* Given problem *
Set out each line of the records below as a JSON list of strings, one string per line, omitting any blank lines.

'''

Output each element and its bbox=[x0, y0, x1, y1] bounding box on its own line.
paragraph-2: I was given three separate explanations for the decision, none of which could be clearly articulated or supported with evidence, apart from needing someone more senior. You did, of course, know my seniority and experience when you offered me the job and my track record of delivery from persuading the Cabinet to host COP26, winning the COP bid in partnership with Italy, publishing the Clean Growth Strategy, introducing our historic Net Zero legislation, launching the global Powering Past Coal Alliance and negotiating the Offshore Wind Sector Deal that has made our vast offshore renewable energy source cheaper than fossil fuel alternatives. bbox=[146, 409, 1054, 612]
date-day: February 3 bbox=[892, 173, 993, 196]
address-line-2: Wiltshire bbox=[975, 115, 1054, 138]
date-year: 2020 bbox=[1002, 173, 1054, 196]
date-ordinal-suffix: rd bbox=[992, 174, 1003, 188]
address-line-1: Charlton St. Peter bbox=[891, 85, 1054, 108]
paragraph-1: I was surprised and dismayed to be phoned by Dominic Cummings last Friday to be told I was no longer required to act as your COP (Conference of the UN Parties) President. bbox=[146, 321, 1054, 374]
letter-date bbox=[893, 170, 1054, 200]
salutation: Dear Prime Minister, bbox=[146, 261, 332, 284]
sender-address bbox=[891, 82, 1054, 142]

'''

* Solved exercise *
[
  "Output each element and its bbox=[x0, y0, x1, y1] bounding box on its own line.",
  "paragraph-2: I was given three separate explanations for the decision, none of which could be clearly articulated or supported with evidence, apart from needing someone more senior. You did, of course, know my seniority and experience when you offered me the job and my track record of delivery from persuading the Cabinet to host COP26, winning the COP bid in partnership with Italy, publishing the Clean Growth Strategy, introducing our historic Net Zero legislation, launching the global Powering Past Coal Alliance and negotiating the Offshore Wind Sector Deal that has made our vast offshore renewable energy source cheaper than fossil fuel alternatives. bbox=[146, 409, 1054, 612]",
  "date-day: February 3 bbox=[892, 173, 993, 196]",
  "address-line-2: Wiltshire bbox=[975, 115, 1054, 138]",
  "date-year: 2020 bbox=[1002, 173, 1054, 196]",
  "date-ordinal-suffix: rd bbox=[992, 174, 1003, 188]",
  "address-line-1: Charlton St. Peter bbox=[891, 85, 1054, 108]",
  "paragraph-1: I was surprised and dismayed to be phoned by Dominic Cummings last Friday to be told I was no longer required to act as your COP (Conference of the UN Parties) President. bbox=[146, 321, 1054, 374]",
  "letter-date bbox=[893, 170, 1054, 200]",
  "salutation: Dear Prime Minister, bbox=[146, 261, 332, 284]",
  "sender-address bbox=[891, 82, 1054, 142]"
]